----- Data entries -----

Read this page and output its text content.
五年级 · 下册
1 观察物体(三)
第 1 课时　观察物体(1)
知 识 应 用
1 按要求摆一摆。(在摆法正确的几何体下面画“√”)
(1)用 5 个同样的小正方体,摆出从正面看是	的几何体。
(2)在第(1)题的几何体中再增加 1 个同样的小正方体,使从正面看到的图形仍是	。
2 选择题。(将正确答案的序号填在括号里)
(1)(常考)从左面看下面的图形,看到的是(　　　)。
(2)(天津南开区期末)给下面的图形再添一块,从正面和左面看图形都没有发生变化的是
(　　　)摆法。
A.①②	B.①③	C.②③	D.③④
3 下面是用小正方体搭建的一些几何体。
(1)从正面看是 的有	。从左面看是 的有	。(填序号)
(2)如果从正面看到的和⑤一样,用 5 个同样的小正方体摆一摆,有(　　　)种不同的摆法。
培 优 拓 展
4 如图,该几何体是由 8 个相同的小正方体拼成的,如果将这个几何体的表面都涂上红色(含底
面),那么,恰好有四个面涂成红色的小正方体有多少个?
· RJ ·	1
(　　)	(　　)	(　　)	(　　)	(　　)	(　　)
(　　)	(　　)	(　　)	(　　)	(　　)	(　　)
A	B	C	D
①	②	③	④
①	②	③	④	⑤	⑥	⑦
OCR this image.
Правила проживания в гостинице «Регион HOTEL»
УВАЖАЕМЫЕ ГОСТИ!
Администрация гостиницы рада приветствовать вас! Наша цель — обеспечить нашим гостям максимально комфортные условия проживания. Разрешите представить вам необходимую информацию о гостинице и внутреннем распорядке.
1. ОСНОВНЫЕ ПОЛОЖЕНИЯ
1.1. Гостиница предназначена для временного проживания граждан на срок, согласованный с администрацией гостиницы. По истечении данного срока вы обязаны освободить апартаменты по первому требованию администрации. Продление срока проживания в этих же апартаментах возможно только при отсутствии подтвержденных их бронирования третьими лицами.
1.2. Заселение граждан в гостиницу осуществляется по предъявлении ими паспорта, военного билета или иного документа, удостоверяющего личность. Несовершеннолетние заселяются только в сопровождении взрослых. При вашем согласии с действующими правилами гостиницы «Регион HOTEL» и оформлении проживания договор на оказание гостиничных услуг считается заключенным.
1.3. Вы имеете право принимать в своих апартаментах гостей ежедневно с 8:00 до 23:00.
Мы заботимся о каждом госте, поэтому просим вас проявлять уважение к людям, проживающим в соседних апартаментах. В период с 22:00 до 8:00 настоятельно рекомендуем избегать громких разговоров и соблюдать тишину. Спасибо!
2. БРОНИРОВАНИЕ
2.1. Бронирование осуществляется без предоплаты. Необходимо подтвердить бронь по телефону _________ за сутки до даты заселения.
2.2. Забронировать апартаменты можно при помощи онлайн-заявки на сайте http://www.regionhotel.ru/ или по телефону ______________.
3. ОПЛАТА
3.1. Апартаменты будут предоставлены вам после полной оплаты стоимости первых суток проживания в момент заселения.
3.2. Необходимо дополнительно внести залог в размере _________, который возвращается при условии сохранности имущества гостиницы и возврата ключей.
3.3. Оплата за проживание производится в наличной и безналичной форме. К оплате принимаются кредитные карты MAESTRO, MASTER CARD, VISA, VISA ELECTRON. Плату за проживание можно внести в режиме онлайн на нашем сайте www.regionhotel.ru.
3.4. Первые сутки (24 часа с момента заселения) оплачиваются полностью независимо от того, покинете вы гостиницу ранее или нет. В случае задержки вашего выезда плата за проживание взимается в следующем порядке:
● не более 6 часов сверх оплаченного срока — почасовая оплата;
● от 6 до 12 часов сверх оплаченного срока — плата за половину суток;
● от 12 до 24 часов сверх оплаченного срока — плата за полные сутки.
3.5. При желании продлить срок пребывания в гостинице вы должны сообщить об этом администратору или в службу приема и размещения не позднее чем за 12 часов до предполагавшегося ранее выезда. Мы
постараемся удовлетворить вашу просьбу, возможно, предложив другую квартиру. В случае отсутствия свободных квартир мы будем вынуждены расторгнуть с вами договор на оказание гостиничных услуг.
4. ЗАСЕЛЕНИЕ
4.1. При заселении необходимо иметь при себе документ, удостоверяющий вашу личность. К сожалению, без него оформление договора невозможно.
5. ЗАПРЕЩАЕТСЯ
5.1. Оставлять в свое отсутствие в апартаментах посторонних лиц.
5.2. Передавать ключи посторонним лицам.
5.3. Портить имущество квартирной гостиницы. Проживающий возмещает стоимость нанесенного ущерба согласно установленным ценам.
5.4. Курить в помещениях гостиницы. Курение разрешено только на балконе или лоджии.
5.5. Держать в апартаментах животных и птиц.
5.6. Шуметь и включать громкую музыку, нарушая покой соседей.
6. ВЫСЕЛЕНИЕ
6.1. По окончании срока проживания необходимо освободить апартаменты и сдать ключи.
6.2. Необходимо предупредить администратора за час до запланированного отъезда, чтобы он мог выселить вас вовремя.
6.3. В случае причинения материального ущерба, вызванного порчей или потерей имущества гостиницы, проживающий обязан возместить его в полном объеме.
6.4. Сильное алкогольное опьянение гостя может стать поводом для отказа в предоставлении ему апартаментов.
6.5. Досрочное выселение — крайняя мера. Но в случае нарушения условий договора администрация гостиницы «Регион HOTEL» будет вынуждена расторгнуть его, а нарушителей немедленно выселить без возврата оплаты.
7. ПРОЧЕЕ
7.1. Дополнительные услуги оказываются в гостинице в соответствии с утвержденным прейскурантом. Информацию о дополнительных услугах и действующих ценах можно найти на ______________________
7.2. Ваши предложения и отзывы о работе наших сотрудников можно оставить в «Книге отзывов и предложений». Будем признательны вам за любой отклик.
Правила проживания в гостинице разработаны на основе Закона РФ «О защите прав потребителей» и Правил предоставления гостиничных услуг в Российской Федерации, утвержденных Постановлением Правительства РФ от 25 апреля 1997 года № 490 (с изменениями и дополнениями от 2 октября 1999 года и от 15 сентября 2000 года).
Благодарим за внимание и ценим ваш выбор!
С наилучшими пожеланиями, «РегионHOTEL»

-----

# Instructions to follow
All of the data must be returned exactly.

# Final result
Read this page and output its text content.
五年级 · 下册
1 观察物体(三)
第 1 课时　观察物体(1)
知 识 应 用
1 按要求摆一摆。(在摆法正确的几何体下面画“√”)
(1)用 5 个同样的小正方体,摆出从正面看是	的几何体。
(2)在第(1)题的几何体中再增加 1 个同样的小正方体,使从正面看到的图形仍是	。
2 选择题。(将正确答案的序号填在括号里)
(1)(常考)从左面看下面的图形,看到的是(　　　)。
(2)(天津南开区期末)给下面的图形再添一块,从正面和左面看图形都没有发生变化的是
(　　　)摆法。
A.①②	B.①③	C.②③	D.③④
3 下面是用小正方体搭建的一些几何体。
(1)从正面看是 的有	。从左面看是 的有	。(填序号)
(2)如果从正面看到的和⑤一样,用 5 个同样的小正方体摆一摆,有(　　　)种不同的摆法。
培 优 拓 展
4 如图,该几何体是由 8 个相同的小正方体拼成的,如果将这个几何体的表面都涂上红色(含底
面),那么,恰好有四个面涂成红色的小正方体有多少个?
· RJ ·	1
(　　)	(　　)	(　　)	(　　)	(　　)	(　　)
(　　)	(　　)	(　　)	(　　)	(　　)	(　　)
A	B	C	D
①	②	③	④
①	②	③	④	⑤	⑥	⑦
OCR this image.
Правила проживания в гостинице «Регион HOTEL»
УВАЖАЕМЫЕ ГОСТИ!
Администрация гостиницы рада приветствовать вас! Наша цель — обеспечить нашим гостям максимально комфортные условия проживания. Разрешите представить вам необходимую информацию о гостинице и внутреннем распорядке.
1. ОСНОВНЫЕ ПОЛОЖЕНИЯ
1.1. Гостиница предназначена для временного проживания граждан на срок, согласованный с администрацией гостиницы. По истечении данного срока вы обязаны освободить апартаменты по первому требованию администрации. Продление срока проживания в этих же апартаментах возможно только при отсутствии подтвержденных их бронирования третьими лицами.
1.2. Заселение граждан в гостиницу осуществляется по предъявлении ими паспорта, военного билета или иного документа, удостоверяющего личность. Несовершеннолетние заселяются только в сопровождении взрослых. При вашем согласии с действующими правилами гостиницы «Регион HOTEL» и оформлении проживания договор на оказание гостиничных услуг считается заключенным.
1.3. Вы имеете право принимать в своих апартаментах гостей ежедневно с 8:00 до 23:00.
Мы заботимся о каждом госте, поэтому просим вас проявлять уважение к людям, проживающим в соседних апартаментах. В период с 22:00 до 8:00 настоятельно рекомендуем избегать громких разговоров и соблюдать тишину. Спасибо!
2. БРОНИРОВАНИЕ
2.1. Бронирование осуществляется без предоплаты. Необходимо подтвердить бронь по телефону _________ за сутки до даты заселения.
2.2. Забронировать апартаменты можно при помощи онлайн-заявки на сайте http://www.regionhotel.ru/ или по телефону ______________.
3. ОПЛАТА
3.1. Апартаменты будут предоставлены вам после полной оплаты стоимости первых суток проживания в момент заселения.
3.2. Необходимо дополнительно внести залог в размере _________, который возвращается при условии сохранности имущества гостиницы и возврата ключей.
3.3. Оплата за проживание производится в наличной и безналичной форме. К оплате принимаются кредитные карты MAESTRO, MASTER CARD, VISA, VISA ELECTRON. Плату за проживание можно внести в режиме онлайн на нашем сайте www.regionhotel.ru.
3.4. Первые сутки (24 часа с момента заселения) оплачиваются полностью независимо от того, покинете вы гостиницу ранее или нет. В случае задержки вашего выезда плата за проживание взимается в следующем порядке:
● не более 6 часов сверх оплаченного срока — почасовая оплата;
● от 6 до 12 часов сверх оплаченного срока — плата за половину суток;
● от 12 до 24 часов сверх оплаченного срока — плата за полные сутки.
3.5. При желании продлить срок пребывания в гостинице вы должны сообщить об этом администратору или в службу приема и размещения не позднее чем за 12 часов до предполагавшегося ранее выезда. Мы
постараемся удовлетворить вашу просьбу, возможно, предложив другую квартиру. В случае отсутствия свободных квартир мы будем вынуждены расторгнуть с вами договор на оказание гостиничных услуг.
4. ЗАСЕЛЕНИЕ
4.1. При заселении необходимо иметь при себе документ, удостоверяющий вашу личность. К сожалению, без него оформление договора невозможно.
5. ЗАПРЕЩАЕТСЯ
5.1. Оставлять в свое отсутствие в апартаментах посторонних лиц.
5.2. Передавать ключи посторонним лицам.
5.3. Портить имущество квартирной гостиницы. Проживающий возмещает стоимость нанесенного ущерба согласно установленным ценам.
5.4. Курить в помещениях гостиницы. Курение разрешено только на балконе или лоджии.
5.5. Держать в апартаментах животных и птиц.
5.6. Шуметь и включать громкую музыку, нарушая покой соседей.
6. ВЫСЕЛЕНИЕ
6.1. По окончании срока проживания необходимо освободить апартаменты и сдать ключи.
6.2. Необходимо предупредить администратора за час до запланированного отъезда, чтобы он мог выселить вас вовремя.
6.3. В случае причинения материального ущерба, вызванного порчей или потерей имущества гостиницы, проживающий обязан возместить его в полном объеме.
6.4. Сильное алкогольное опьянение гостя может стать поводом для отказа в предоставлении ему апартаментов.
6.5. Досрочное выселение — крайняя мера. Но в случае нарушения условий договора администрация гостиницы «Регион HOTEL» будет вынуждена расторгнуть его, а нарушителей немедленно выселить без возврата оплаты.
7. ПРОЧЕЕ
7.1. Дополнительные услуги оказываются в гостинице в соответствии с утвержденным прейскурантом. Информацию о дополнительных услугах и действующих ценах можно найти на ______________________
7.2. Ваши предложения и отзывы о работе наших сотрудников можно оставить в «Книге отзывов и предложений». Будем признательны вам за любой отклик.
Правила проживания в гостинице разработаны на основе Закона РФ «О защите прав потребителей» и Правил предоставления гостиничных услуг в Российской Федерации, утвержденных Постановлением Правительства РФ от 25 апреля 1997 года № 490 (с изменениями и дополнениями от 2 октября 1999 года и от 15 сентября 2000 года).
Благодарим за внимание и ценим ваш выбор!
С наилучшими пожеланиями, «РегионHOTEL»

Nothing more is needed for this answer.